__WORK INSTRUCTIONS__
Check every line below for the string "nattendance", and copy the lines that contain it.

Extracted records:
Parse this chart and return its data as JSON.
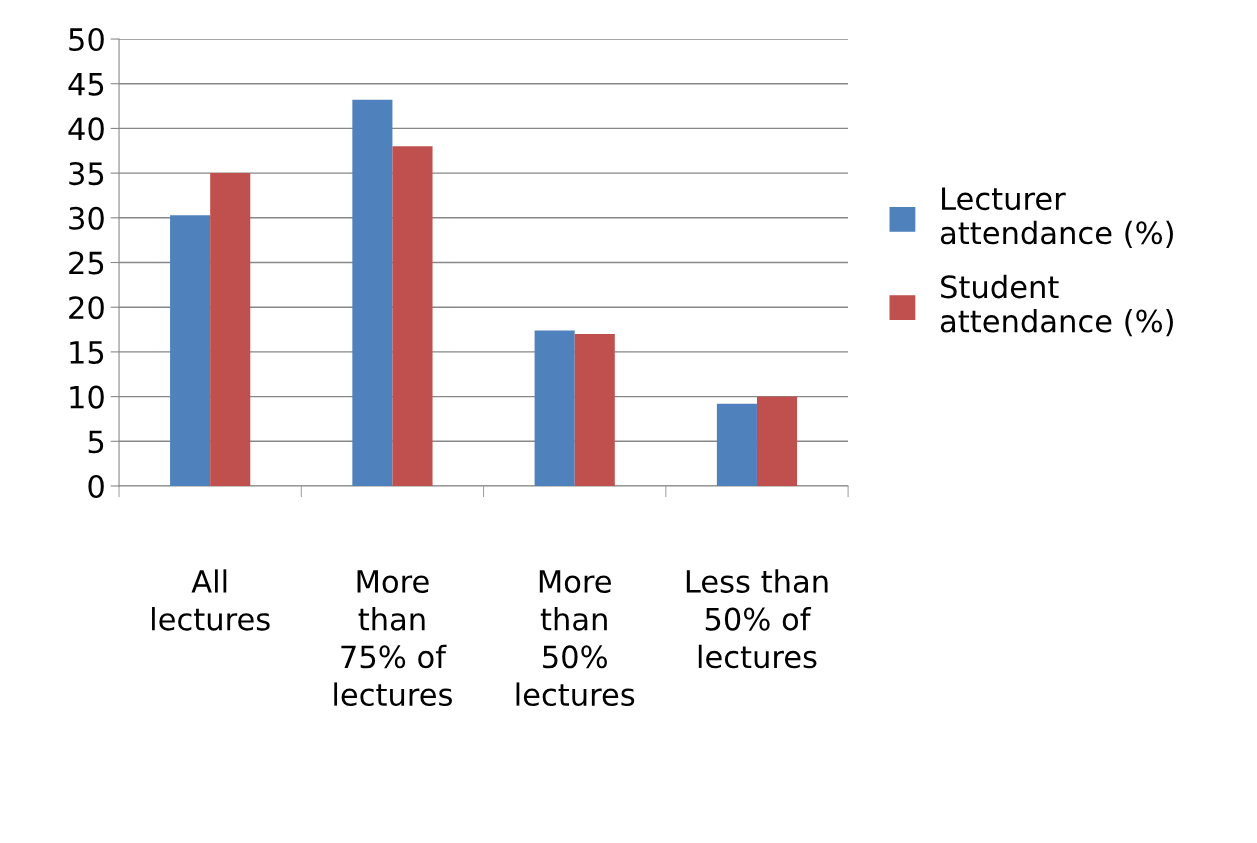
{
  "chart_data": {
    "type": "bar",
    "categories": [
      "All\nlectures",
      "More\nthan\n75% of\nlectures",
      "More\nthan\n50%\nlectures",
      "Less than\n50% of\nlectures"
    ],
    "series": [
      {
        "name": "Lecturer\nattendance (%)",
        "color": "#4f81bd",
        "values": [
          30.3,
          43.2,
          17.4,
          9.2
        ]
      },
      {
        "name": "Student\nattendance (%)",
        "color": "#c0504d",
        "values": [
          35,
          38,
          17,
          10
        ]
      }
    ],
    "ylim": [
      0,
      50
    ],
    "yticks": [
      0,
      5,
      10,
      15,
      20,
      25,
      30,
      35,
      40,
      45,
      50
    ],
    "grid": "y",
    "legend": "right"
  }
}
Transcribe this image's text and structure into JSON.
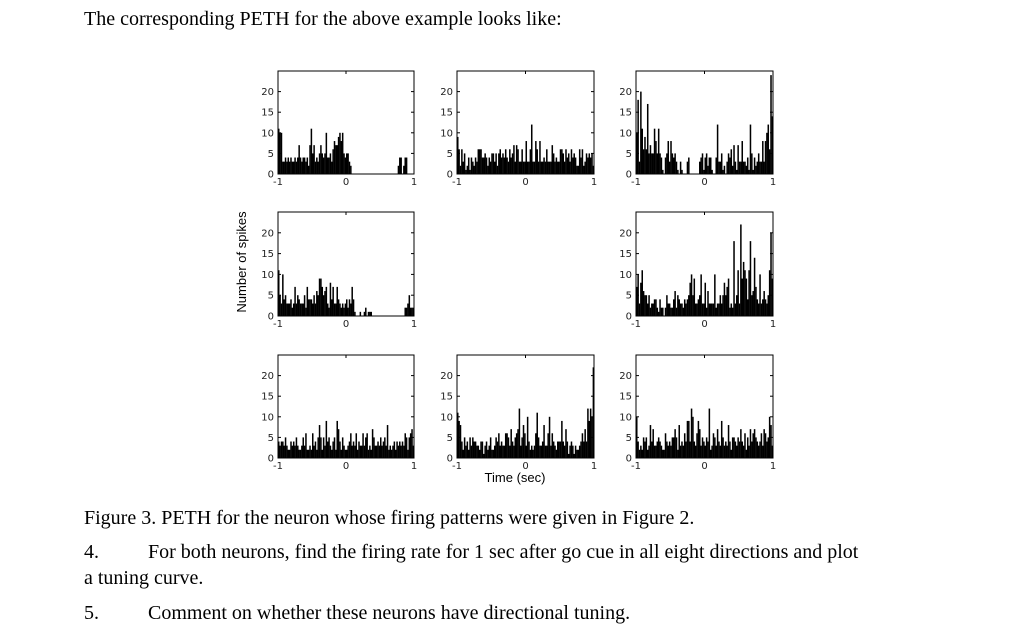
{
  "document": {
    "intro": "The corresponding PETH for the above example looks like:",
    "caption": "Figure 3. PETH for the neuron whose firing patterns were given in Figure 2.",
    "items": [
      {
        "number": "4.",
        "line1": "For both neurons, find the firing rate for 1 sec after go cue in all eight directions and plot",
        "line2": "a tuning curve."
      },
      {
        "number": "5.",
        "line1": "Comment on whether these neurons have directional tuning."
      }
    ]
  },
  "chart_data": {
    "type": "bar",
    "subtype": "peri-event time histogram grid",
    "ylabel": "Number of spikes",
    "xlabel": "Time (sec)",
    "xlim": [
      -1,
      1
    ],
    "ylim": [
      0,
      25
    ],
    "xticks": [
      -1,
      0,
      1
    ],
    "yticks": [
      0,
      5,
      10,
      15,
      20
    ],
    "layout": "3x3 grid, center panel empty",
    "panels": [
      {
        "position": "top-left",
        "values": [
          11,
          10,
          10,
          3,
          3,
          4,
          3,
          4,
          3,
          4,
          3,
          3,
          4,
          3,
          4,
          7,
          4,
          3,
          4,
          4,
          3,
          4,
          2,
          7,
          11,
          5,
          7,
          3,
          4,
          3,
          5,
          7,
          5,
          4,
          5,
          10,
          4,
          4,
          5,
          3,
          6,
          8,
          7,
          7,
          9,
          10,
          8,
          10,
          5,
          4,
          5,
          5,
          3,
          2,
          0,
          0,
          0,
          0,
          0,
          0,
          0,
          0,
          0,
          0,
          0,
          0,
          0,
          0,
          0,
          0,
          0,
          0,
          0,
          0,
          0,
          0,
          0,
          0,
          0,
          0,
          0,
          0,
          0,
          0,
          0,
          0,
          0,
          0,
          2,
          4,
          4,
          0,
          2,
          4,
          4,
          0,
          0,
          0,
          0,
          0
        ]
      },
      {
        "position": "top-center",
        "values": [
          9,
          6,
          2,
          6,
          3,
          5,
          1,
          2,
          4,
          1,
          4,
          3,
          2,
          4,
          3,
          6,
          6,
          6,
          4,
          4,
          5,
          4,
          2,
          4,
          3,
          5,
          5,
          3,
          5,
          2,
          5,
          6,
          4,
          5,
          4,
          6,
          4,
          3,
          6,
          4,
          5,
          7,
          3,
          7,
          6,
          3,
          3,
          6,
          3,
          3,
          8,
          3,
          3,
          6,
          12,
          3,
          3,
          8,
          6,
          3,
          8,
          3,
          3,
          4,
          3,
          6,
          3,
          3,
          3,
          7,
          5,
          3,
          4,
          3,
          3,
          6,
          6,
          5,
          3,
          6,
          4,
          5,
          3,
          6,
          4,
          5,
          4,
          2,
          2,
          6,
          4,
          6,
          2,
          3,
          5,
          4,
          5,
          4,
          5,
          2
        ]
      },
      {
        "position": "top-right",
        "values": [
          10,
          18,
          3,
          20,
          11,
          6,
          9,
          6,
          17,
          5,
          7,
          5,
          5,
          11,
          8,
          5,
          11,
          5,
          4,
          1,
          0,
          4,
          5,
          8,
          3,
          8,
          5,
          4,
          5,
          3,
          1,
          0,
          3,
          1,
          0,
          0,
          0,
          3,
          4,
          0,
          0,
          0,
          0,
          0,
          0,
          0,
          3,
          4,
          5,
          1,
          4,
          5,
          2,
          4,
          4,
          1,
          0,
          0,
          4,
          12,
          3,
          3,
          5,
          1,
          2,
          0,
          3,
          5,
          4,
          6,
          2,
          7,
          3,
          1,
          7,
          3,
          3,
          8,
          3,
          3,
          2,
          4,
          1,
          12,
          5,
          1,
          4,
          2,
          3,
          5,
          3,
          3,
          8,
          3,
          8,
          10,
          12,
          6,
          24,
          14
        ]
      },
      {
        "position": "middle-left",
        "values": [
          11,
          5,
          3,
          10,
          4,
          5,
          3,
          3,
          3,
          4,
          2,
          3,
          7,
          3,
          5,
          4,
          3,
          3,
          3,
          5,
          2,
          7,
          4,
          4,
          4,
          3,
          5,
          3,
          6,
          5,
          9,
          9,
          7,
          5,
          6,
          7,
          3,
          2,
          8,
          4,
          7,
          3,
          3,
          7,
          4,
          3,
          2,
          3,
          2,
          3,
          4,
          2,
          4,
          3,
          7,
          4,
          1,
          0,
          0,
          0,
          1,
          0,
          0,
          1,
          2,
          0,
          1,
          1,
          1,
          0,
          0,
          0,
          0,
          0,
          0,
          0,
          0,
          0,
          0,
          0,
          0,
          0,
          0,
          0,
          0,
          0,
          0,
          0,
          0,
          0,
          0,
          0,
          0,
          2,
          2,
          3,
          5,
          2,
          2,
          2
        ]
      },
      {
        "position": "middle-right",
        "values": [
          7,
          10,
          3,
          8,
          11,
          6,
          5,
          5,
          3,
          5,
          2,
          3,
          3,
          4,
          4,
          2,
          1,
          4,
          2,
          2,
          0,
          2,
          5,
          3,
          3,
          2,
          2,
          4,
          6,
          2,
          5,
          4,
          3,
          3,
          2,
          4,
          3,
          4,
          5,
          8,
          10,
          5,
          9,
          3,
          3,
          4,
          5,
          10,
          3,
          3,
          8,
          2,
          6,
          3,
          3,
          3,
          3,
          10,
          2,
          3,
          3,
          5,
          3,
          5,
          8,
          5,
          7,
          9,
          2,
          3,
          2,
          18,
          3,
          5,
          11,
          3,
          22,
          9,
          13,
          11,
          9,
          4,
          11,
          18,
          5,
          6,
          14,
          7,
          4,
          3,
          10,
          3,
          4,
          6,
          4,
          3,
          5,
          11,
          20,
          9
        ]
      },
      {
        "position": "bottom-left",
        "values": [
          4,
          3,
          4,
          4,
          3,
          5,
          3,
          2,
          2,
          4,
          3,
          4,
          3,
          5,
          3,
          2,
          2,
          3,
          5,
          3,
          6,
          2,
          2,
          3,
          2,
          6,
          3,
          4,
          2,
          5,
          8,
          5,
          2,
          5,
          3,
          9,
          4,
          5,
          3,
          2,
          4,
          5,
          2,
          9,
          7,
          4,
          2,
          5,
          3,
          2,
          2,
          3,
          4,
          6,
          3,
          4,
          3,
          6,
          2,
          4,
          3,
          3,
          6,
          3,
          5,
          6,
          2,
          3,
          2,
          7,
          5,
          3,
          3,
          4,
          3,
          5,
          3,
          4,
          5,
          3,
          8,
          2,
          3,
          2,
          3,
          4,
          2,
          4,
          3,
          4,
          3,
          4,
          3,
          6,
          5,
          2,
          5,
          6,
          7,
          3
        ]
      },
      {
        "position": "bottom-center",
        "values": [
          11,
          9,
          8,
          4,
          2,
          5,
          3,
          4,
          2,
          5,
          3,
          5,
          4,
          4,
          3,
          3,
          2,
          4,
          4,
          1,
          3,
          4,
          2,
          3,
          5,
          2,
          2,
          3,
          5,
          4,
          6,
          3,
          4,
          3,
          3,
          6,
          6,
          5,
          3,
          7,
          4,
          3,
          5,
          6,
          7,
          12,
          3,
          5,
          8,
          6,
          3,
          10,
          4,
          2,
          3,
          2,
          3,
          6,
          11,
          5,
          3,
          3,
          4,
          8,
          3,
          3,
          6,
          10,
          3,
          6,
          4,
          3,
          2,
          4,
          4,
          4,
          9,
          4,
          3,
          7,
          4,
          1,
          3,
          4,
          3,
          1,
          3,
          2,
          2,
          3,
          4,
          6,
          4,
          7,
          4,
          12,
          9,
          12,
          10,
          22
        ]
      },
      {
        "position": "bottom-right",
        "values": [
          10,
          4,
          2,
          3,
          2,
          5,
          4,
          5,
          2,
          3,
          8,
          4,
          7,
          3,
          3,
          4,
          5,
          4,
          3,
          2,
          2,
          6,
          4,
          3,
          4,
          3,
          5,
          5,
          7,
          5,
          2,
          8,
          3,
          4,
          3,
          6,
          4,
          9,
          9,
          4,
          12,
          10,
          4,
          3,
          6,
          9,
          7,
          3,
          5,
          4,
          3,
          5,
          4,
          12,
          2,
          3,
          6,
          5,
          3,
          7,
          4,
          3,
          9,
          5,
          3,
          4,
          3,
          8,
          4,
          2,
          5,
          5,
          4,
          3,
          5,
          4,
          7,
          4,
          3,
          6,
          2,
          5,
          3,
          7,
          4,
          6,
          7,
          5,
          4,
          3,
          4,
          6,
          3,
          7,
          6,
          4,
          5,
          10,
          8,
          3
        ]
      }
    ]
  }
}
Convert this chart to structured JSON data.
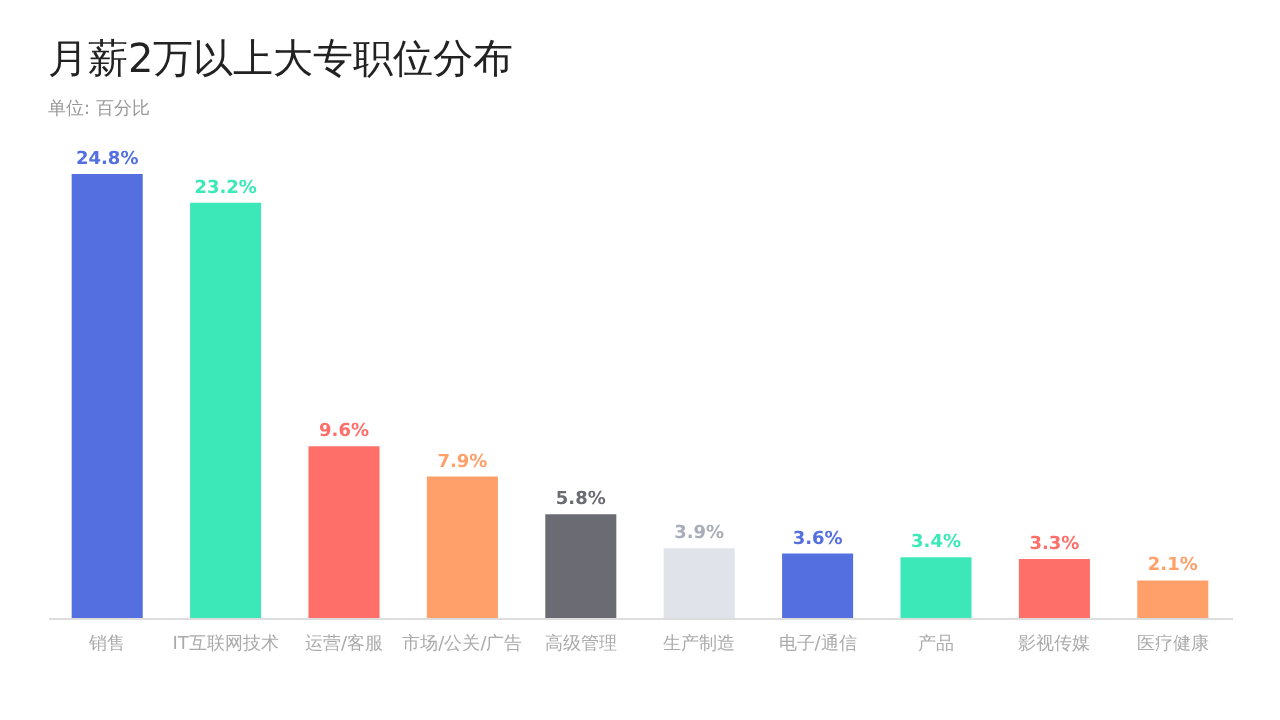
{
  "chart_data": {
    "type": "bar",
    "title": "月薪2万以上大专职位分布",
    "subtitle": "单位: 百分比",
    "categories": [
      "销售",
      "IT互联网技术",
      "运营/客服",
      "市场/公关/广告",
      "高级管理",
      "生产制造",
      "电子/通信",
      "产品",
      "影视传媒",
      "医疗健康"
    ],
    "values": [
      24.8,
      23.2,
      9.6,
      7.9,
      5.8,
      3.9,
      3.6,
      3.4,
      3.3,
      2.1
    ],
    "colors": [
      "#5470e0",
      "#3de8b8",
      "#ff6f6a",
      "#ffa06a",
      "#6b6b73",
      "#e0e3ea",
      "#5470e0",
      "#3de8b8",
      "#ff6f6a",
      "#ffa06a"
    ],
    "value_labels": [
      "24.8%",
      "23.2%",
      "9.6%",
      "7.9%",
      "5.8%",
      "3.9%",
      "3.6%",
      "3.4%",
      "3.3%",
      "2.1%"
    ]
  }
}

__PROBLEM SOLUTION__
        "name": "Lecturer\nattendance (%)",
        "name": "Student\nattendance (%)",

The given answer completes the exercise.